**Directive**
Leave out the pictures and transcribe the rest of the records exactly.

**** Material for this task

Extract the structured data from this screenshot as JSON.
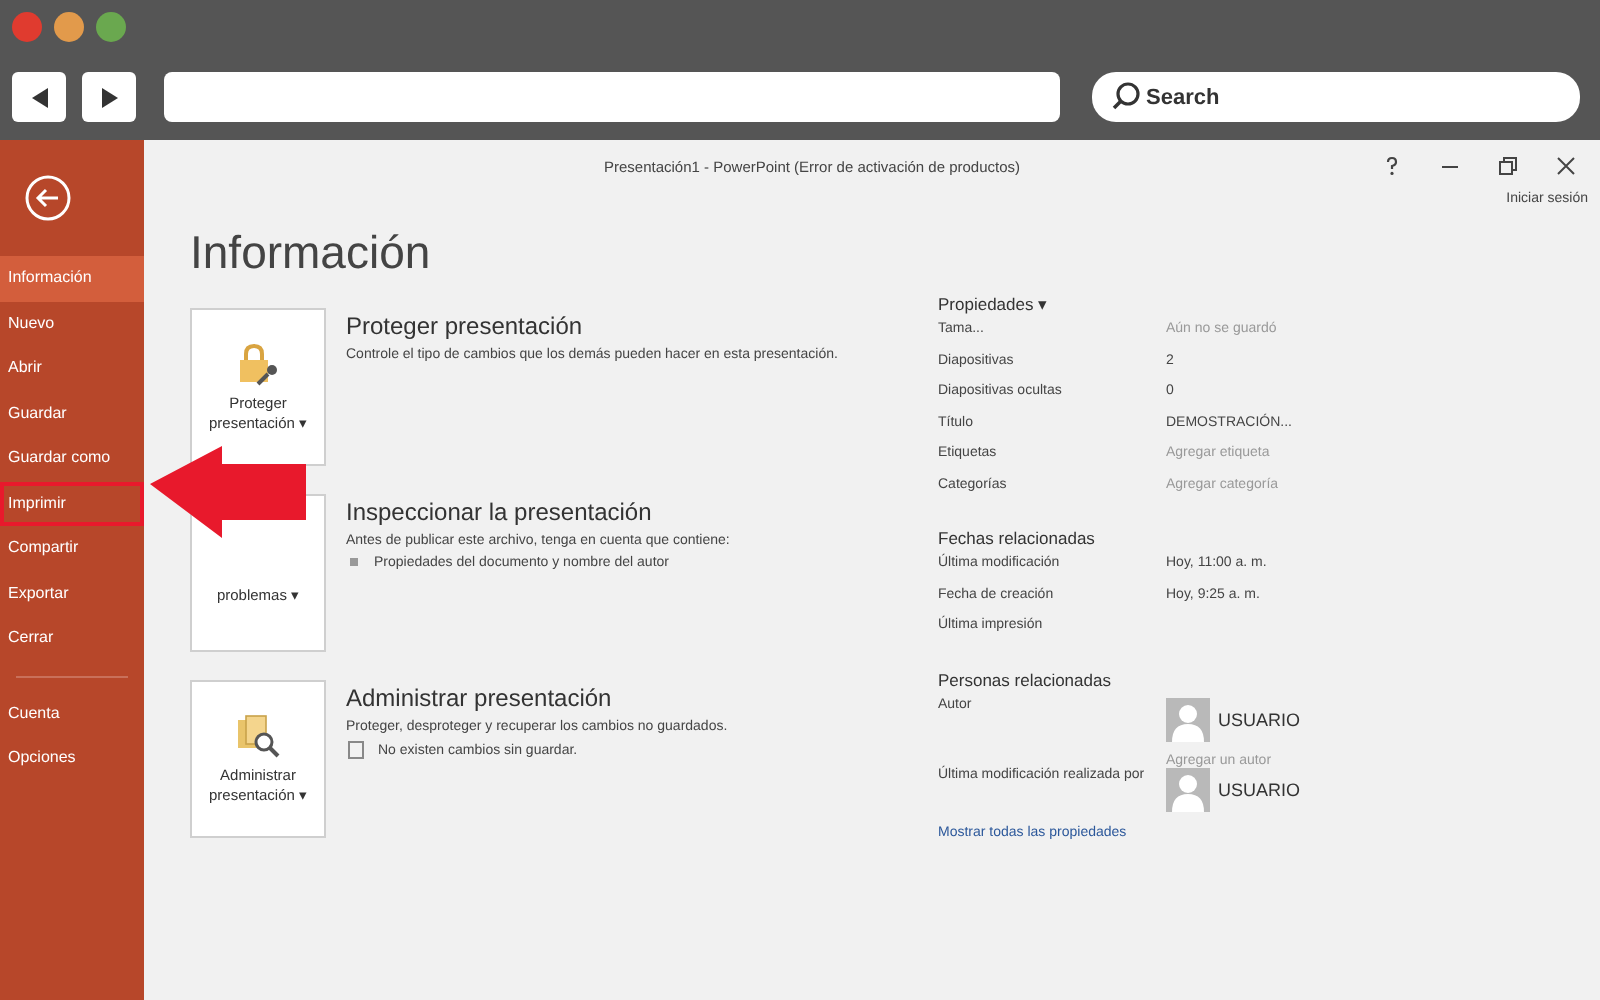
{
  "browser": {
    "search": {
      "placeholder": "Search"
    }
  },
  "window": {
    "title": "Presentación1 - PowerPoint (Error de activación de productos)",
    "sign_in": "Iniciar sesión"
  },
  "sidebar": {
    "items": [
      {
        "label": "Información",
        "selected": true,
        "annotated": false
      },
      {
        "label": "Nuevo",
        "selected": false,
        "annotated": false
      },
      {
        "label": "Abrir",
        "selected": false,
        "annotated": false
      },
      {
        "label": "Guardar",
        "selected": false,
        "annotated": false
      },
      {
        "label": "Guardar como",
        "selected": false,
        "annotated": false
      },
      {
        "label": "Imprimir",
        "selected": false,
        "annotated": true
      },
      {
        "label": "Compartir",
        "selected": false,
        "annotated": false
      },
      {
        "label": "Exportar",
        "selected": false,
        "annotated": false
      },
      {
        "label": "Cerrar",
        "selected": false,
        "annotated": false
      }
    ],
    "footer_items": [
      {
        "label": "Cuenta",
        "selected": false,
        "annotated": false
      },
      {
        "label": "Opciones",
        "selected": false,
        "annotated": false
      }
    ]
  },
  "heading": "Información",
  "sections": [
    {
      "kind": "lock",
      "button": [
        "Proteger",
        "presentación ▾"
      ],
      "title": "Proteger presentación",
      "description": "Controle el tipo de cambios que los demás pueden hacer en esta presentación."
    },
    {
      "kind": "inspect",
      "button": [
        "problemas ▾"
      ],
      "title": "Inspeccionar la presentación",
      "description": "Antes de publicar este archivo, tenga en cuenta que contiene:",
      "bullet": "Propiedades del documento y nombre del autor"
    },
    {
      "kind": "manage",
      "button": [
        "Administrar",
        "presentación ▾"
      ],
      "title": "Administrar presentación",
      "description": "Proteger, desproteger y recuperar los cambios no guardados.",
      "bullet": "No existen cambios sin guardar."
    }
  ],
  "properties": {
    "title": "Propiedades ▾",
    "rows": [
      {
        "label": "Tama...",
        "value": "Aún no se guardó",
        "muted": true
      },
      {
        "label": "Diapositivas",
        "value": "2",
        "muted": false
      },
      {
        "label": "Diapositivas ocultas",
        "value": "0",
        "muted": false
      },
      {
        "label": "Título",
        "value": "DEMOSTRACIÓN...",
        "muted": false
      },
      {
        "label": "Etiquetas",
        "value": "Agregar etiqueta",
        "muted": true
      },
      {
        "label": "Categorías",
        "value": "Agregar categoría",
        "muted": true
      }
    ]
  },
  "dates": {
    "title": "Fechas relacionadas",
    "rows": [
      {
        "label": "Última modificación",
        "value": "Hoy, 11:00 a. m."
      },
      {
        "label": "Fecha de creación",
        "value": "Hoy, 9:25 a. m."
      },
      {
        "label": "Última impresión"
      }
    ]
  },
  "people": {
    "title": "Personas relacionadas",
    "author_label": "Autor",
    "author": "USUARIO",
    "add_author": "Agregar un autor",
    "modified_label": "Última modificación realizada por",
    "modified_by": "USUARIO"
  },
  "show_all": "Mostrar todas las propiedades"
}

********

**Full answer**
Extract the structured data from this screenshot as JSON.
{
  "browser": {
    "search": {
      "placeholder": "Search"
    }
  },
  "window": {
    "title": "Presentación1 - PowerPoint (Error de activación de productos)",
    "sign_in": "Iniciar sesión"
  },
  "sidebar": {
    "items": [
      {
        "label": "Información",
        "selected": true,
        "annotated": false
      },
      {
        "label": "Nuevo",
        "selected": false,
        "annotated": false
      },
      {
        "label": "Abrir",
        "selected": false,
        "annotated": false
      },
      {
        "label": "Guardar",
        "selected": false,
        "annotated": false
      },
      {
        "label": "Guardar como",
        "selected": false,
        "annotated": false
      },
      {
        "label": "Imprimir",
        "selected": false,
        "annotated": true
      },
      {
        "label": "Compartir",
        "selected": false,
        "annotated": false
      },
      {
        "label": "Exportar",
        "selected": false,
        "annotated": false
      },
      {
        "label": "Cerrar",
        "selected": false,
        "annotated": false
      }
    ],
    "footer_items": [
      {
        "label": "Cuenta",
        "selected": false,
        "annotated": false
      },
      {
        "label": "Opciones",
        "selected": false,
        "annotated": false
      }
    ]
  },
  "heading": "Información",
  "sections": [
    {
      "kind": "lock",
      "button": [
        "Proteger",
        "presentación ▾"
      ],
      "title": "Proteger presentación",
      "description": "Controle el tipo de cambios que los demás pueden hacer en esta presentación."
    },
    {
      "kind": "inspect",
      "button": [
        "problemas ▾"
      ],
      "title": "Inspeccionar la presentación",
      "description": "Antes de publicar este archivo, tenga en cuenta que contiene:",
      "bullet": "Propiedades del documento y nombre del autor"
    },
    {
      "kind": "manage",
      "button": [
        "Administrar",
        "presentación ▾"
      ],
      "title": "Administrar presentación",
      "description": "Proteger, desproteger y recuperar los cambios no guardados.",
      "bullet": "No existen cambios sin guardar."
    }
  ],
  "properties": {
    "title": "Propiedades ▾",
    "rows": [
      {
        "label": "Tama...",
        "value": "Aún no se guardó",
        "muted": true
      },
      {
        "label": "Diapositivas",
        "value": "2",
        "muted": false
      },
      {
        "label": "Diapositivas ocultas",
        "value": "0",
        "muted": false
      },
      {
        "label": "Título",
        "value": "DEMOSTRACIÓN...",
        "muted": false
      },
      {
        "label": "Etiquetas",
        "value": "Agregar etiqueta",
        "muted": true
      },
      {
        "label": "Categorías",
        "value": "Agregar categoría",
        "muted": true
      }
    ]
  },
  "dates": {
    "title": "Fechas relacionadas",
    "rows": [
      {
        "label": "Última modificación",
        "value": "Hoy, 11:00 a. m."
      },
      {
        "label": "Fecha de creación",
        "value": "Hoy, 9:25 a. m."
      },
      {
        "label": "Última impresión"
      }
    ]
  },
  "people": {
    "title": "Personas relacionadas",
    "author_label": "Autor",
    "author": "USUARIO",
    "add_author": "Agregar un autor",
    "modified_label": "Última modificación realizada por",
    "modified_by": "USUARIO"
  },
  "show_all": "Mostrar todas las propiedades"
}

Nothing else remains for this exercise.